■ **The data**
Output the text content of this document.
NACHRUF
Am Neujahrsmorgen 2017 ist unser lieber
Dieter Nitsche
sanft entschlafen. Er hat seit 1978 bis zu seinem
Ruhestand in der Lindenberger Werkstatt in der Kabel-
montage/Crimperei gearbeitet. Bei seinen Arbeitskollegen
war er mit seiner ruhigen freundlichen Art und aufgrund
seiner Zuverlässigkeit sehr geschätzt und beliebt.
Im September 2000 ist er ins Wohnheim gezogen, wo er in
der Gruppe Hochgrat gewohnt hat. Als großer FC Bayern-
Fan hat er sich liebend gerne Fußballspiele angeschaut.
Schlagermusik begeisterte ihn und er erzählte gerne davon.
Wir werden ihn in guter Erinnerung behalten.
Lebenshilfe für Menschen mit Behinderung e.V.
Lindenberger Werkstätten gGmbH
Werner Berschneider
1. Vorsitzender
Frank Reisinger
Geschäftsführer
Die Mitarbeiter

■ **The problem**
Quote the data in full, keeping each word unchanged.

■ **Output below**
Output the text content of this document.
NACHRUF
Am Neujahrsmorgen 2017 ist unser lieber
Dieter Nitsche
sanft entschlafen. Er hat seit 1978 bis zu seinem
Ruhestand in der Lindenberger Werkstatt in der Kabel-
montage/Crimperei gearbeitet. Bei seinen Arbeitskollegen
war er mit seiner ruhigen freundlichen Art und aufgrund
seiner Zuverlässigkeit sehr geschätzt und beliebt.
Im September 2000 ist er ins Wohnheim gezogen, wo er in
der Gruppe Hochgrat gewohnt hat. Als großer FC Bayern-
Fan hat er sich liebend gerne Fußballspiele angeschaut.
Schlagermusik begeisterte ihn und er erzählte gerne davon.
Wir werden ihn in guter Erinnerung behalten.
Lebenshilfe für Menschen mit Behinderung e.V.
Lindenberger Werkstätten gGmbH
Werner Berschneider
1. Vorsitzender
Frank Reisinger
Geschäftsführer
Die Mitarbeiter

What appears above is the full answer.